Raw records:
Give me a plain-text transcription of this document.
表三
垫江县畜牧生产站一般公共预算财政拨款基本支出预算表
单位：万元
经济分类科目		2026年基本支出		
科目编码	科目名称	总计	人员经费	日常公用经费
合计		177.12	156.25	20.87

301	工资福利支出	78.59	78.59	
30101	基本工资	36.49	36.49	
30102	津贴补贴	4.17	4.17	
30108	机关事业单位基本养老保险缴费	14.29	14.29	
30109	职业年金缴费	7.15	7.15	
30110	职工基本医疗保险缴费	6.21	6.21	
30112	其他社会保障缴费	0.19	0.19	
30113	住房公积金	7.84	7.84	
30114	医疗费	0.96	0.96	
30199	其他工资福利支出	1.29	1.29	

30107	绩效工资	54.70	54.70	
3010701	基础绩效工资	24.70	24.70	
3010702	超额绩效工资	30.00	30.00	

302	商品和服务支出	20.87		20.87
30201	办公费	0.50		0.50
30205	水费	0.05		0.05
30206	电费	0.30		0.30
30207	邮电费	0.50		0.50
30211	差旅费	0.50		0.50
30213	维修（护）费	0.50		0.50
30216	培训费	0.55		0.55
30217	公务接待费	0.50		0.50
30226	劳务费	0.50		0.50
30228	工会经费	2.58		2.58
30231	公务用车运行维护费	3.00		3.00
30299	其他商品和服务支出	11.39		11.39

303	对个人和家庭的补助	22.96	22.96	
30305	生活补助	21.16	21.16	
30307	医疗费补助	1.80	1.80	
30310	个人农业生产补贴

EXERCISE DETAILS: The records above must be output exactly, in full.

SOLVED PROBLEM:
Give me a plain-text transcription of this document.
表三
垫江县畜牧生产站一般公共预算财政拨款基本支出预算表
单位：万元
经济分类科目		2026年基本支出		
科目编码	科目名称	总计	人员经费	日常公用经费
合计		177.12	156.25	20.87

301	工资福利支出	78.59	78.59	
30101	基本工资	36.49	36.49	
30102	津贴补贴	4.17	4.17	
30108	机关事业单位基本养老保险缴费	14.29	14.29	
30109	职业年金缴费	7.15	7.15	
30110	职工基本医疗保险缴费	6.21	6.21	
30112	其他社会保障缴费	0.19	0.19	
30113	住房公积金	7.84	7.84	
30114	医疗费	0.96	0.96	
30199	其他工资福利支出	1.29	1.29	

30107	绩效工资	54.70	54.70	
3010701	基础绩效工资	24.70	24.70	
3010702	超额绩效工资	30.00	30.00	

302	商品和服务支出	20.87		20.87
30201	办公费	0.50		0.50
30205	水费	0.05		0.05
30206	电费	0.30		0.30
30207	邮电费	0.50		0.50
30211	差旅费	0.50		0.50
30213	维修（护）费	0.50		0.50
30216	培训费	0.55		0.55
30217	公务接待费	0.50		0.50
30226	劳务费	0.50		0.50
30228	工会经费	2.58		2.58
30231	公务用车运行维护费	3.00		3.00
30299	其他商品和服务支出	11.39		11.39

303	对个人和家庭的补助	22.96	22.96	
30305	生活补助	21.16	21.16	
30307	医疗费补助	1.80	1.80	
30310	个人农业生产补贴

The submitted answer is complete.